▶ _WHAT TO DO_:
Go through the listing and return every line with "JSON" in it.

▶ _SUPPLIED ENTRIES_:
— BEGIN —
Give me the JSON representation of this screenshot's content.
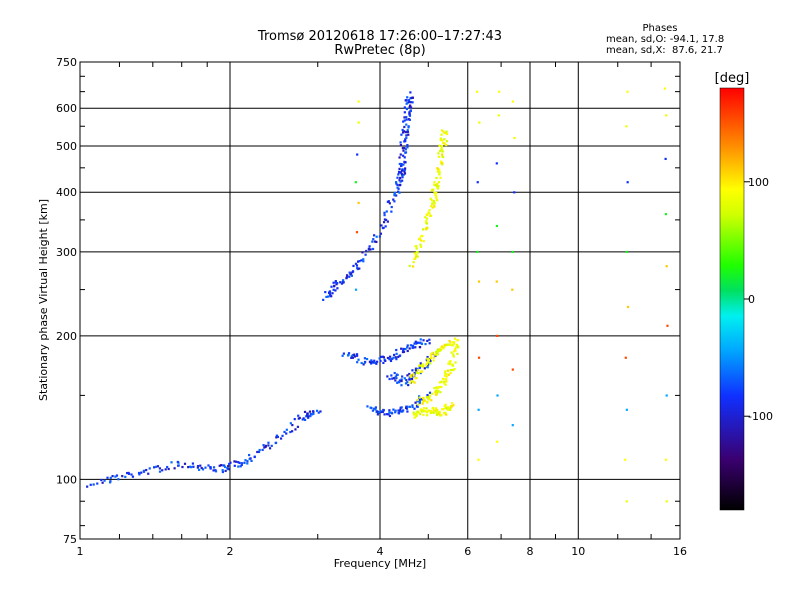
{
  "chart_data": {
    "type": "scatter",
    "title": "Tromsø 20120618 17:26:00–17:27:43",
    "subtitle": "RwPretec (8p)",
    "xlabel": "Frequency [MHz]",
    "ylabel": "Stationary phase Virtual Height [km]",
    "x_scale": "log",
    "y_scale": "log",
    "xlim": [
      1,
      16
    ],
    "ylim": [
      75,
      750
    ],
    "x_ticks": [
      1,
      2,
      4,
      6,
      8,
      10,
      16
    ],
    "x_tick_labels": [
      "1",
      "2",
      "4",
      "6",
      "8",
      "10",
      "16"
    ],
    "y_ticks": [
      75,
      100,
      200,
      300,
      400,
      500,
      600,
      750
    ],
    "y_tick_labels": [
      "75",
      "100",
      "200",
      "300",
      "400",
      "500",
      "600",
      "750"
    ],
    "x_minor_ticks": [
      1.2,
      1.4,
      1.6,
      1.8,
      3,
      5,
      7,
      9,
      12,
      14
    ],
    "y_minor_ticks": [
      80,
      90,
      150,
      250,
      350,
      450,
      550,
      650,
      700
    ],
    "grid": true,
    "phases_panel": {
      "title": "Phases",
      "line1": "mean, sd,O: -94.1, 17.8",
      "line2": "mean, sd,X:  87.6, 21.7"
    },
    "colorbar": {
      "label": "[deg]",
      "range": [
        -180,
        180
      ],
      "ticks": [
        100,
        0,
        -100
      ],
      "tick_labels": [
        "100",
        "0",
        "-100"
      ]
    },
    "series": [
      {
        "name": "O",
        "color_phase": -100,
        "traces": [
          {
            "x": [
              1.05,
              1.3,
              1.6,
              1.9,
              2.1,
              2.4,
              2.8,
              3.0
            ],
            "y": [
              98,
              103,
              108,
              105,
              108,
              118,
              135,
              140
            ]
          },
          {
            "x": [
              3.1,
              3.3,
              3.6,
              4.0,
              4.3,
              4.5
            ],
            "y": [
              240,
              258,
              280,
              330,
              400,
              460
            ]
          },
          {
            "x": [
              4.4,
              4.45,
              4.5,
              4.55,
              4.6
            ],
            "y": [
              420,
              480,
              540,
              600,
              640
            ]
          },
          {
            "x": [
              3.4,
              3.8,
              4.2,
              4.6,
              5.0
            ],
            "y": [
              185,
              175,
              180,
              190,
              195
            ]
          },
          {
            "x": [
              4.2,
              4.5,
              4.8,
              5.2
            ],
            "y": [
              165,
              160,
              170,
              185
            ]
          },
          {
            "x": [
              3.8,
              4.2,
              4.6,
              5.0
            ],
            "y": [
              140,
              138,
              142,
              150
            ]
          }
        ]
      },
      {
        "name": "X",
        "color_phase": 90,
        "traces": [
          {
            "x": [
              4.6,
              4.9,
              5.1,
              5.2,
              5.3,
              5.4
            ],
            "y": [
              280,
              330,
              380,
              420,
              480,
              540
            ]
          },
          {
            "x": [
              4.8,
              5.1,
              5.4,
              5.6,
              5.7
            ],
            "y": [
              145,
              150,
              160,
              175,
              200
            ]
          },
          {
            "x": [
              4.6,
              4.9,
              5.2,
              5.6
            ],
            "y": [
              160,
              175,
              185,
              195
            ]
          },
          {
            "x": [
              4.7,
              5.0,
              5.3,
              5.6
            ],
            "y": [
              136,
              140,
              138,
              143
            ]
          }
        ]
      }
    ],
    "scattered_columns": [
      {
        "x": 3.6,
        "y": [
          620,
          560,
          480,
          420,
          380,
          330,
          250
        ]
      },
      {
        "x": 6.3,
        "y": [
          650,
          560,
          420,
          300,
          260,
          180,
          140,
          110
        ]
      },
      {
        "x": 6.9,
        "y": [
          650,
          580,
          460,
          340,
          260,
          200,
          150,
          120
        ]
      },
      {
        "x": 7.4,
        "y": [
          620,
          520,
          400,
          300,
          250,
          170,
          130
        ]
      },
      {
        "x": 12.5,
        "y": [
          650,
          550,
          420,
          300,
          230,
          180,
          140,
          110,
          90
        ]
      },
      {
        "x": 15.0,
        "y": [
          660,
          580,
          470,
          360,
          280,
          210,
          150,
          110,
          90
        ]
      }
    ]
  }
}
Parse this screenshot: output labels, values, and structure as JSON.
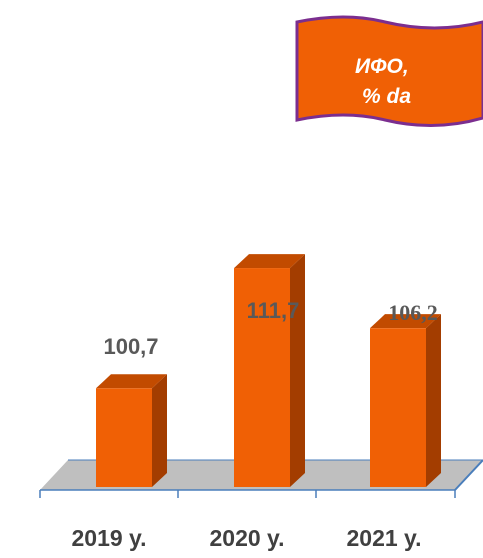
{
  "title_flag": {
    "line1": "ИФО,",
    "line2": "% da"
  },
  "colors": {
    "bar_front": "#f06005",
    "bar_side": "#a33d00",
    "bar_top": "#c24b00",
    "flag_fill": "#f06005",
    "flag_border": "#7b2e8f",
    "floor": "#bfbfbf",
    "axis": "#4a7ebb"
  },
  "chart_data": {
    "type": "bar",
    "categories": [
      "2019 y.",
      "2020 y.",
      "2021 y."
    ],
    "values": [
      100.7,
      111.7,
      106.2
    ],
    "value_labels": [
      "100,7",
      "111,7",
      "106,2"
    ],
    "title": "ИФО, % da",
    "xlabel": "",
    "ylabel": "",
    "three_d": true
  }
}
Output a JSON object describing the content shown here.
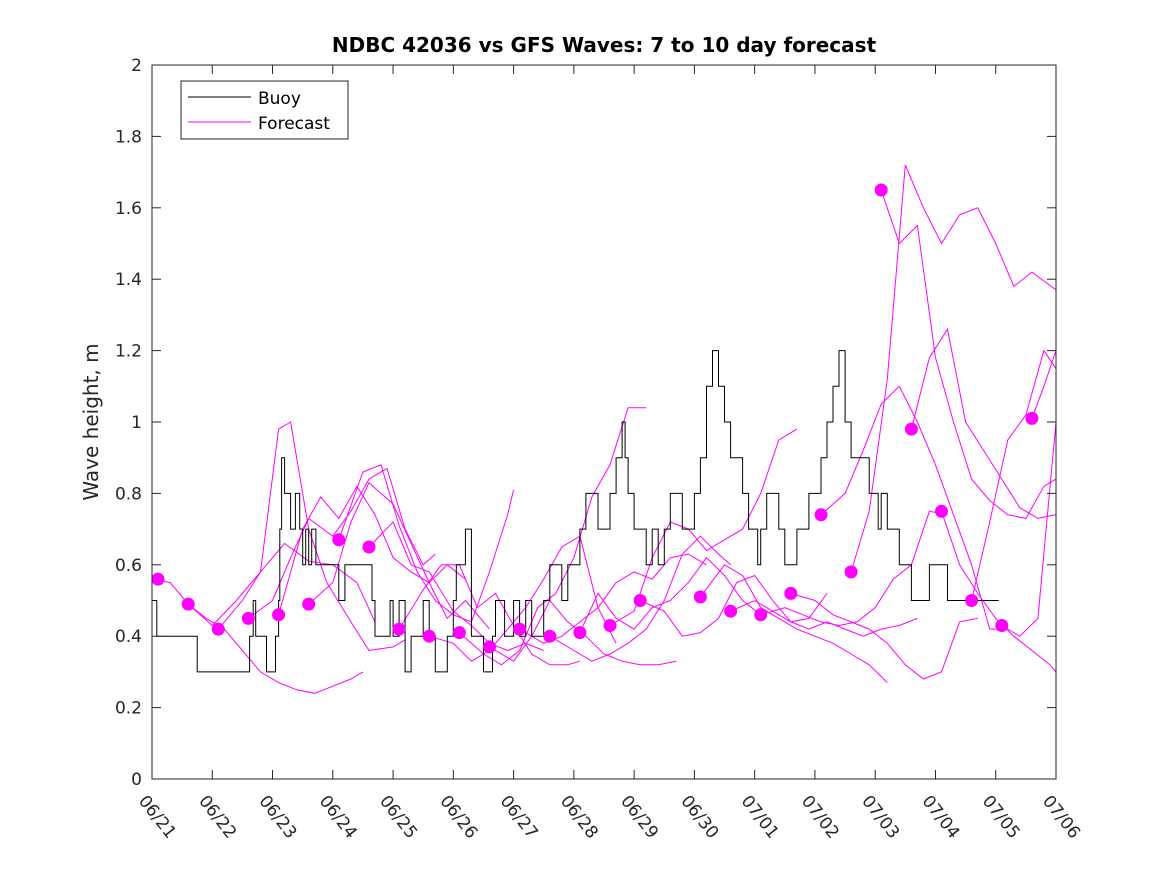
{
  "chart_data": {
    "type": "line",
    "title": "NDBC 42036 vs GFS Waves: 7 to 10 day forecast",
    "xlabel": "",
    "ylabel": "Wave height, m",
    "xlim": [
      "06/21",
      "07/06"
    ],
    "ylim": [
      0,
      2
    ],
    "x_ticks": [
      "06/21",
      "06/22",
      "06/23",
      "06/24",
      "06/25",
      "06/26",
      "06/27",
      "06/28",
      "06/29",
      "06/30",
      "07/01",
      "07/02",
      "07/03",
      "07/04",
      "07/05",
      "07/06"
    ],
    "y_ticks": [
      "0",
      "0.2",
      "0.4",
      "0.6",
      "0.8",
      "1",
      "1.2",
      "1.4",
      "1.6",
      "1.8",
      "2"
    ],
    "grid": false,
    "legend": {
      "position": "top-left",
      "entries": [
        "Buoy",
        "Forecast"
      ]
    },
    "colors": {
      "buoy": "#000000",
      "forecast": "#ff00ff"
    },
    "series": [
      {
        "name": "Buoy",
        "style": "step",
        "x": [
          0,
          0.08,
          0.12,
          0.7,
          0.75,
          1.55,
          1.6,
          1.62,
          1.68,
          1.72,
          1.8,
          1.9,
          2.0,
          2.05,
          2.1,
          2.12,
          2.15,
          2.2,
          2.25,
          2.3,
          2.38,
          2.45,
          2.5,
          2.55,
          2.6,
          2.65,
          2.72,
          2.8,
          2.85,
          2.9,
          3.0,
          3.1,
          3.2,
          3.3,
          3.4,
          3.5,
          3.6,
          3.65,
          3.7,
          3.8,
          3.9,
          3.95,
          4.0,
          4.05,
          4.1,
          4.2,
          4.3,
          4.4,
          4.5,
          4.6,
          4.7,
          4.8,
          4.9,
          5.0,
          5.05,
          5.1,
          5.2,
          5.3,
          5.4,
          5.5,
          5.6,
          5.65,
          5.7,
          5.75,
          5.8,
          5.85,
          5.9,
          6.0,
          6.1,
          6.2,
          6.3,
          6.4,
          6.5,
          6.6,
          6.7,
          6.8,
          6.9,
          7.0,
          7.1,
          7.2,
          7.3,
          7.4,
          7.5,
          7.6,
          7.7,
          7.8,
          7.85,
          7.9,
          8.0,
          8.1,
          8.2,
          8.3,
          8.4,
          8.5,
          8.6,
          8.7,
          8.8,
          8.9,
          9.0,
          9.1,
          9.2,
          9.3,
          9.4,
          9.5,
          9.6,
          9.7,
          9.8,
          9.9,
          10.0,
          10.05,
          10.1,
          10.2,
          10.3,
          10.4,
          10.5,
          10.6,
          10.7,
          10.8,
          10.9,
          11.0,
          11.1,
          11.2,
          11.3,
          11.4,
          11.5,
          11.6,
          11.7,
          11.8,
          11.9,
          12.0,
          12.05,
          12.1,
          12.2,
          12.3,
          12.4,
          12.5,
          12.6,
          12.7,
          12.8,
          12.9,
          13.0,
          13.1,
          13.2,
          13.3,
          13.4,
          13.5,
          13.6,
          13.7,
          13.8,
          13.9,
          14.0,
          14.05
        ],
        "y": [
          0.5,
          0.4,
          0.4,
          0.4,
          0.3,
          0.3,
          0.3,
          0.4,
          0.5,
          0.4,
          0.4,
          0.3,
          0.3,
          0.4,
          0.5,
          0.7,
          0.9,
          0.8,
          0.8,
          0.7,
          0.8,
          0.7,
          0.6,
          0.7,
          0.6,
          0.7,
          0.6,
          0.6,
          0.6,
          0.6,
          0.6,
          0.5,
          0.6,
          0.6,
          0.6,
          0.6,
          0.6,
          0.5,
          0.4,
          0.4,
          0.4,
          0.5,
          0.4,
          0.4,
          0.5,
          0.3,
          0.4,
          0.4,
          0.5,
          0.4,
          0.3,
          0.3,
          0.4,
          0.5,
          0.6,
          0.6,
          0.7,
          0.4,
          0.4,
          0.3,
          0.3,
          0.4,
          0.5,
          0.5,
          0.5,
          0.4,
          0.4,
          0.5,
          0.4,
          0.5,
          0.4,
          0.4,
          0.5,
          0.6,
          0.6,
          0.5,
          0.6,
          0.6,
          0.7,
          0.8,
          0.8,
          0.7,
          0.7,
          0.8,
          0.9,
          1.0,
          0.9,
          0.8,
          0.7,
          0.7,
          0.6,
          0.7,
          0.6,
          0.7,
          0.8,
          0.8,
          0.7,
          0.7,
          0.8,
          0.9,
          1.1,
          1.2,
          1.1,
          1.0,
          0.9,
          0.9,
          0.8,
          0.7,
          0.7,
          0.6,
          0.7,
          0.8,
          0.8,
          0.7,
          0.6,
          0.6,
          0.7,
          0.7,
          0.8,
          0.8,
          0.9,
          1.0,
          1.1,
          1.2,
          1.0,
          0.9,
          0.9,
          0.9,
          0.8,
          0.8,
          0.7,
          0.8,
          0.7,
          0.7,
          0.6,
          0.6,
          0.5,
          0.5,
          0.5,
          0.6,
          0.6,
          0.6,
          0.5,
          0.5,
          0.5,
          0.5,
          0.5,
          0.5,
          0.5,
          0.5,
          0.5,
          0.5
        ],
        "x_note": "days since 06/21"
      }
    ],
    "forecast_runs": [
      {
        "x": [
          0,
          0.3,
          0.6,
          0.9,
          1.2,
          1.5,
          1.8,
          2.1,
          2.4,
          2.7,
          3.0,
          3.3,
          3.5
        ],
        "y": [
          0.56,
          0.55,
          0.49,
          0.45,
          0.42,
          0.36,
          0.3,
          0.27,
          0.25,
          0.24,
          0.26,
          0.28,
          0.3
        ]
      },
      {
        "x": [
          0.6,
          1.0,
          1.4,
          1.8,
          2.2,
          2.6,
          3.0,
          3.4,
          3.7
        ],
        "y": [
          0.49,
          0.43,
          0.5,
          0.58,
          0.66,
          0.61,
          0.6,
          0.55,
          0.44
        ]
      },
      {
        "x": [
          1.1,
          1.5,
          1.8,
          2.1,
          2.3,
          2.6,
          2.9,
          3.3,
          3.6,
          4.0,
          4.2
        ],
        "y": [
          0.42,
          0.5,
          0.58,
          0.98,
          1.0,
          0.7,
          0.55,
          0.44,
          0.36,
          0.37,
          0.39
        ]
      },
      {
        "x": [
          1.6,
          2.0,
          2.3,
          2.6,
          3.0,
          3.3,
          3.6,
          3.9,
          4.2,
          4.5,
          4.7
        ],
        "y": [
          0.45,
          0.5,
          0.62,
          0.73,
          0.68,
          0.75,
          0.84,
          0.87,
          0.7,
          0.6,
          0.63
        ]
      },
      {
        "x": [
          2.1,
          2.5,
          2.8,
          3.1,
          3.4,
          3.7,
          4.0,
          4.3,
          4.6,
          4.9,
          5.2
        ],
        "y": [
          0.46,
          0.7,
          0.79,
          0.73,
          0.82,
          0.74,
          0.62,
          0.58,
          0.55,
          0.6,
          0.56
        ]
      },
      {
        "x": [
          2.6,
          3.0,
          3.3,
          3.6,
          4.0,
          4.3,
          4.6,
          4.9,
          5.2,
          5.6
        ],
        "y": [
          0.49,
          0.55,
          0.72,
          0.83,
          0.77,
          0.66,
          0.55,
          0.45,
          0.5,
          0.42
        ]
      },
      {
        "x": [
          3.1,
          3.5,
          3.8,
          4.1,
          4.4,
          4.7,
          5.0,
          5.3,
          5.6,
          5.9,
          6.0
        ],
        "y": [
          0.67,
          0.86,
          0.88,
          0.71,
          0.58,
          0.5,
          0.46,
          0.44,
          0.58,
          0.74,
          0.81
        ]
      },
      {
        "x": [
          3.6,
          4.0,
          4.3,
          4.6,
          5.0,
          5.3,
          5.6,
          5.9,
          6.2,
          6.5
        ],
        "y": [
          0.65,
          0.72,
          0.6,
          0.58,
          0.47,
          0.43,
          0.38,
          0.36,
          0.38,
          0.36
        ]
      },
      {
        "x": [
          4.1,
          4.5,
          4.8,
          5.1,
          5.4,
          5.7,
          6.0,
          6.3,
          6.6,
          6.9,
          7.1
        ],
        "y": [
          0.42,
          0.53,
          0.6,
          0.6,
          0.48,
          0.52,
          0.43,
          0.35,
          0.32,
          0.32,
          0.33
        ]
      },
      {
        "x": [
          4.6,
          5.0,
          5.3,
          5.6,
          5.9,
          6.2,
          6.5,
          6.8,
          7.1,
          7.4,
          7.7
        ],
        "y": [
          0.4,
          0.38,
          0.33,
          0.36,
          0.42,
          0.48,
          0.56,
          0.65,
          0.68,
          0.48,
          0.38
        ]
      },
      {
        "x": [
          5.1,
          5.5,
          5.8,
          6.1,
          6.4,
          6.7,
          7.0,
          7.3,
          7.6,
          7.9,
          8.2
        ],
        "y": [
          0.41,
          0.35,
          0.32,
          0.36,
          0.48,
          0.52,
          0.62,
          0.79,
          0.88,
          1.04,
          1.04
        ]
      },
      {
        "x": [
          5.6,
          6.0,
          6.3,
          6.6,
          6.9,
          7.2,
          7.5,
          7.8,
          8.1,
          8.4,
          8.7
        ],
        "y": [
          0.37,
          0.33,
          0.4,
          0.5,
          0.44,
          0.4,
          0.35,
          0.33,
          0.32,
          0.32,
          0.33
        ]
      },
      {
        "x": [
          6.1,
          6.5,
          6.8,
          7.1,
          7.4,
          7.7,
          8.0,
          8.3,
          8.6,
          8.9,
          9.2
        ],
        "y": [
          0.42,
          0.38,
          0.4,
          0.44,
          0.48,
          0.55,
          0.58,
          0.56,
          0.62,
          0.63,
          0.6
        ]
      },
      {
        "x": [
          6.6,
          7.0,
          7.3,
          7.6,
          7.9,
          8.2,
          8.5,
          8.8,
          9.1,
          9.4,
          9.6
        ],
        "y": [
          0.4,
          0.36,
          0.33,
          0.35,
          0.38,
          0.42,
          0.5,
          0.63,
          0.68,
          0.63,
          0.6
        ]
      },
      {
        "x": [
          7.1,
          7.4,
          7.7,
          8.0,
          8.3,
          8.6,
          8.9,
          9.2,
          9.5,
          9.8,
          10.1
        ],
        "y": [
          0.41,
          0.52,
          0.45,
          0.42,
          0.48,
          0.5,
          0.55,
          0.62,
          0.57,
          0.5,
          0.46
        ]
      },
      {
        "x": [
          7.6,
          8.0,
          8.3,
          8.6,
          8.9,
          9.2,
          9.5,
          9.8,
          10.1,
          10.4,
          10.7
        ],
        "y": [
          0.43,
          0.47,
          0.62,
          0.72,
          0.7,
          0.64,
          0.67,
          0.7,
          0.8,
          0.95,
          0.98
        ]
      },
      {
        "x": [
          8.1,
          8.5,
          8.8,
          9.1,
          9.4,
          9.7,
          10.0,
          10.3,
          10.6,
          10.9,
          11.2
        ],
        "y": [
          0.5,
          0.47,
          0.4,
          0.41,
          0.45,
          0.55,
          0.57,
          0.5,
          0.44,
          0.45,
          0.52
        ]
      },
      {
        "x": [
          9.1,
          9.5,
          9.8,
          10.1,
          10.4,
          10.7,
          11.0,
          11.3,
          11.6,
          11.9,
          12.2
        ],
        "y": [
          0.51,
          0.6,
          0.57,
          0.48,
          0.45,
          0.42,
          0.4,
          0.38,
          0.35,
          0.32,
          0.27
        ]
      },
      {
        "x": [
          9.6,
          10.0,
          10.3,
          10.6,
          10.9,
          11.2,
          11.5,
          11.8,
          12.1,
          12.4,
          12.7
        ],
        "y": [
          0.47,
          0.5,
          0.47,
          0.44,
          0.42,
          0.44,
          0.42,
          0.4,
          0.42,
          0.43,
          0.45
        ]
      },
      {
        "x": [
          10.1,
          10.5,
          10.8,
          11.1,
          11.4,
          11.7,
          12.0,
          12.3,
          12.6,
          12.9,
          13.2
        ],
        "y": [
          0.46,
          0.48,
          0.46,
          0.44,
          0.43,
          0.44,
          0.48,
          0.56,
          0.6,
          0.75,
          0.74
        ]
      },
      {
        "x": [
          10.6,
          11.0,
          11.3,
          11.6,
          11.9,
          12.2,
          12.5,
          12.8,
          13.1,
          13.4,
          13.7
        ],
        "y": [
          0.52,
          0.5,
          0.46,
          0.44,
          0.42,
          0.38,
          0.32,
          0.28,
          0.3,
          0.44,
          0.45
        ]
      },
      {
        "x": [
          11.1,
          11.5,
          11.8,
          12.1,
          12.4,
          12.7,
          13.0,
          13.3,
          13.6,
          13.9,
          14.1
        ],
        "y": [
          0.74,
          0.8,
          0.92,
          1.05,
          1.1,
          1.0,
          0.88,
          0.74,
          0.6,
          0.42,
          0.42
        ]
      },
      {
        "x": [
          11.6,
          11.9,
          12.2,
          12.5,
          12.8,
          13.1,
          13.4,
          13.7,
          14.0,
          14.3,
          14.6,
          15.0
        ],
        "y": [
          0.58,
          0.75,
          1.12,
          1.72,
          1.6,
          1.5,
          1.58,
          1.6,
          1.5,
          1.38,
          1.42,
          1.37
        ]
      },
      {
        "x": [
          12.1,
          12.4,
          12.7,
          13.0,
          13.3,
          13.6,
          13.9,
          14.2,
          14.5,
          14.8,
          15.0
        ],
        "y": [
          1.65,
          1.5,
          1.55,
          1.18,
          1.0,
          0.84,
          0.78,
          0.74,
          0.73,
          0.82,
          0.84
        ]
      },
      {
        "x": [
          12.6,
          12.9,
          13.2,
          13.5,
          13.8,
          14.1,
          14.4,
          14.7,
          15.0
        ],
        "y": [
          0.98,
          1.18,
          1.26,
          1.0,
          0.92,
          0.84,
          0.76,
          0.73,
          0.74
        ]
      },
      {
        "x": [
          13.1,
          13.4,
          13.7,
          14.0,
          14.3,
          14.6,
          14.9,
          15.0
        ],
        "y": [
          0.75,
          0.6,
          0.52,
          0.45,
          0.4,
          0.36,
          0.32,
          0.3
        ]
      },
      {
        "x": [
          13.6,
          13.9,
          14.2,
          14.5,
          14.8,
          15.0
        ],
        "y": [
          0.5,
          0.72,
          0.95,
          1.02,
          1.2,
          1.15
        ]
      },
      {
        "x": [
          14.1,
          14.4,
          14.7,
          15.0
        ],
        "y": [
          0.43,
          0.4,
          0.45,
          1.0
        ]
      },
      {
        "x": [
          14.6,
          14.8,
          15.0
        ],
        "y": [
          1.01,
          1.1,
          1.2
        ]
      }
    ],
    "forecast_markers": {
      "x": [
        0.1,
        0.6,
        1.1,
        1.6,
        2.1,
        2.6,
        3.1,
        3.6,
        4.1,
        4.6,
        5.1,
        5.6,
        6.1,
        6.6,
        7.1,
        7.6,
        8.1,
        9.1,
        9.6,
        10.1,
        10.6,
        11.1,
        11.6,
        12.1,
        12.6,
        13.1,
        13.6,
        14.1,
        14.6
      ],
      "y": [
        0.56,
        0.49,
        0.42,
        0.45,
        0.46,
        0.49,
        0.67,
        0.65,
        0.42,
        0.4,
        0.41,
        0.37,
        0.42,
        0.4,
        0.41,
        0.43,
        0.5,
        0.51,
        0.47,
        0.46,
        0.52,
        0.74,
        0.58,
        1.65,
        0.98,
        0.75,
        0.5,
        0.43,
        1.01
      ]
    }
  }
}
— END —
▶ _RESULT FOR THIS EXERCISE_:
Give me the JSON representation of this screenshot's content.
Parse this screenshot: output labels, values, and structure as JSON.
Output a JSON object describing the content shown here.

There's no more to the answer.